### Requirements
From the entries below, copy every line where the string "girl" appears.
┌────────
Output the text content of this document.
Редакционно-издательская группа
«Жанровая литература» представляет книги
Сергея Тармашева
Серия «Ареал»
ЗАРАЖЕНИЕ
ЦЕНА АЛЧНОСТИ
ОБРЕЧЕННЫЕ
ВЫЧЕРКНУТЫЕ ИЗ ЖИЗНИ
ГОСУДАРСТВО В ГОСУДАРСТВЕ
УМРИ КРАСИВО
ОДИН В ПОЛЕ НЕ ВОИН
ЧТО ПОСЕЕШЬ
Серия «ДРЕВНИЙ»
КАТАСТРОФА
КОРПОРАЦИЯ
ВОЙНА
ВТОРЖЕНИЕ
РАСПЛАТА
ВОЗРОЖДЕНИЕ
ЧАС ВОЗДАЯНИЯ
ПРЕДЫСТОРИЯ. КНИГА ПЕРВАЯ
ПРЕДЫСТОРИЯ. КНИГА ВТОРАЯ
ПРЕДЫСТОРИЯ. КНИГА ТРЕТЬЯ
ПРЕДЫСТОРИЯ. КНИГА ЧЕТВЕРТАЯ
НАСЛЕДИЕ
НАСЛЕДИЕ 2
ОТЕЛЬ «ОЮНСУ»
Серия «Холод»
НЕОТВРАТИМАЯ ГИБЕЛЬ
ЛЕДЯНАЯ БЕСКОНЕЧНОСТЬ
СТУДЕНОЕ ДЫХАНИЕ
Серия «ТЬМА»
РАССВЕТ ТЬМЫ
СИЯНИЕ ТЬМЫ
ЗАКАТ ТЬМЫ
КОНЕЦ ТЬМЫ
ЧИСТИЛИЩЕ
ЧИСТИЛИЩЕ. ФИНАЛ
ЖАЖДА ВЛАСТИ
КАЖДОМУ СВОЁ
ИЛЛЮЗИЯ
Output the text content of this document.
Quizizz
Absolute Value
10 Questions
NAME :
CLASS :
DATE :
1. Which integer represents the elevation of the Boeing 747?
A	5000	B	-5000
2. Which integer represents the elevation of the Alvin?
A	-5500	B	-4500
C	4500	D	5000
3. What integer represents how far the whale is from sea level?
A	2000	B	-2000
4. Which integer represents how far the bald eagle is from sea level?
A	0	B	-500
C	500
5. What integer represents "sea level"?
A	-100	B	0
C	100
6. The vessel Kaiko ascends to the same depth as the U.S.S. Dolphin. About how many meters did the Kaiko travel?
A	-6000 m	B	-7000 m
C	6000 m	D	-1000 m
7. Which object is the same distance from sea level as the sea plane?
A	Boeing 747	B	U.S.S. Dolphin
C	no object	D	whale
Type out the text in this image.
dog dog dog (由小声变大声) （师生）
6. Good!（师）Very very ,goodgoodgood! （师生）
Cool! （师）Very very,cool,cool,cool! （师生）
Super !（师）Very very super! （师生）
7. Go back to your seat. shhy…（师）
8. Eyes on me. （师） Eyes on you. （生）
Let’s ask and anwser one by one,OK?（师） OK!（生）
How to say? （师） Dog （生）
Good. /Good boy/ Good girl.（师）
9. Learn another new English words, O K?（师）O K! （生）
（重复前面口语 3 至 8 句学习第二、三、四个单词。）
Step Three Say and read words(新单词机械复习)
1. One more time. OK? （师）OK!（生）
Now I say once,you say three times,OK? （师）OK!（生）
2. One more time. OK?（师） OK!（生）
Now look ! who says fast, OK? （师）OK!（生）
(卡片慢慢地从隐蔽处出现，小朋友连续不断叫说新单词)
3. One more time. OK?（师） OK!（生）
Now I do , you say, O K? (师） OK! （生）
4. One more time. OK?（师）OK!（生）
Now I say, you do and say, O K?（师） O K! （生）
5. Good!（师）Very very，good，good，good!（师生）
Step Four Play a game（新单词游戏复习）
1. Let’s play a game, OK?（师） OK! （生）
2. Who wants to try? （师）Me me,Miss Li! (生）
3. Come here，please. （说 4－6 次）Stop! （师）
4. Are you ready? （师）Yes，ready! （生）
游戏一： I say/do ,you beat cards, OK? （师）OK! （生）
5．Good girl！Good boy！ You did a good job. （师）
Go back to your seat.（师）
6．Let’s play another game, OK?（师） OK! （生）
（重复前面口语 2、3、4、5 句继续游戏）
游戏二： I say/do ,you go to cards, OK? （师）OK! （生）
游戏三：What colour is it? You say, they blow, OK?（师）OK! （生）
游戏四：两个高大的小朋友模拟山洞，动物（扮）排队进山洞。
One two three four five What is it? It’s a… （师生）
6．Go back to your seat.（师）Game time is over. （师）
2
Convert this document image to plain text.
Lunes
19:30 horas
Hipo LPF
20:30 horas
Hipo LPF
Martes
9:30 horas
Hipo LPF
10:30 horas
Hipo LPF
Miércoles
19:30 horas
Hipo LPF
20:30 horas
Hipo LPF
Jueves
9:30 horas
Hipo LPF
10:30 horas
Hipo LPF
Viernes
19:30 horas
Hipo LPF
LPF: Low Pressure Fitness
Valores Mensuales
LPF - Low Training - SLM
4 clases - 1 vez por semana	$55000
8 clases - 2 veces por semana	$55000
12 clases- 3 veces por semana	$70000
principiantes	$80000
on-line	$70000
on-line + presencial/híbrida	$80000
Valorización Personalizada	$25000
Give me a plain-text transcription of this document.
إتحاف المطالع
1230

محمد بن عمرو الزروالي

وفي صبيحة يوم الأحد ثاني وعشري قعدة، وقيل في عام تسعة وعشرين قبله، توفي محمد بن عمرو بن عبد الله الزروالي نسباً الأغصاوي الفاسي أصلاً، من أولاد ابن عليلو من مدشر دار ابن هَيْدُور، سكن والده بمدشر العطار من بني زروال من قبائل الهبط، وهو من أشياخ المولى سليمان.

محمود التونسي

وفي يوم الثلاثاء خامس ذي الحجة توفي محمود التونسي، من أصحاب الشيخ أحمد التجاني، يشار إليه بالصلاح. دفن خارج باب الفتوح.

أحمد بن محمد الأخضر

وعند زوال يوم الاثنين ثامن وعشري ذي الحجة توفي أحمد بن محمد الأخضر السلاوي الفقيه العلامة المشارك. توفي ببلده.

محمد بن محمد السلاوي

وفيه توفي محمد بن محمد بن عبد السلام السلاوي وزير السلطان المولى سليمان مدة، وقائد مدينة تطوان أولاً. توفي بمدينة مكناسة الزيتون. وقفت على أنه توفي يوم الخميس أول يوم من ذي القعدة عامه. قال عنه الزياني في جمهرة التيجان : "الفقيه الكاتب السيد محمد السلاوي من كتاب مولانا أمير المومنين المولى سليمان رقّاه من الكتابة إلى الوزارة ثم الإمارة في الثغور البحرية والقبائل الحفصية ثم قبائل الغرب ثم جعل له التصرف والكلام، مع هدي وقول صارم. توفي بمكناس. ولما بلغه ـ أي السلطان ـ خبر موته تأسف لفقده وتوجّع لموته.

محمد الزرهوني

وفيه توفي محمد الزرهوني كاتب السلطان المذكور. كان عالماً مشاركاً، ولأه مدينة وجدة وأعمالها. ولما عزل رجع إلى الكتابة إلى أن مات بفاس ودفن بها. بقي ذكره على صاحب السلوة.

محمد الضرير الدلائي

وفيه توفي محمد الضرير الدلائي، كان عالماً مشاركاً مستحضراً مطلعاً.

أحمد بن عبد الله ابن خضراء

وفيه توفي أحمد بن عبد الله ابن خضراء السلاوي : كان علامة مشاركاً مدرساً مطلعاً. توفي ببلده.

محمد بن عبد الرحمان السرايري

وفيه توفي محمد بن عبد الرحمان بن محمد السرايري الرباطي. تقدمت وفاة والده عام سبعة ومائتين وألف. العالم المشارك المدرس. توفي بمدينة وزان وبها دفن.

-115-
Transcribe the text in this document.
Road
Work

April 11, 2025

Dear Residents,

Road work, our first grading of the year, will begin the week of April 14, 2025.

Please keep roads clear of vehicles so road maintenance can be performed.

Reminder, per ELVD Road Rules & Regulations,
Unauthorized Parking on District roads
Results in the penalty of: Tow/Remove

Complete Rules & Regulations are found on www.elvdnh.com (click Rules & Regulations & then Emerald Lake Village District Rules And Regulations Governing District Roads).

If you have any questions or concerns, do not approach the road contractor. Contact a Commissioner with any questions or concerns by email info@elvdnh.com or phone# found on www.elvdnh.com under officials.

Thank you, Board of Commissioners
└────────
### In response
Good. /Good boy/ Good girl.（师）
5．Good girl！Good boy！ You did a good job. （师）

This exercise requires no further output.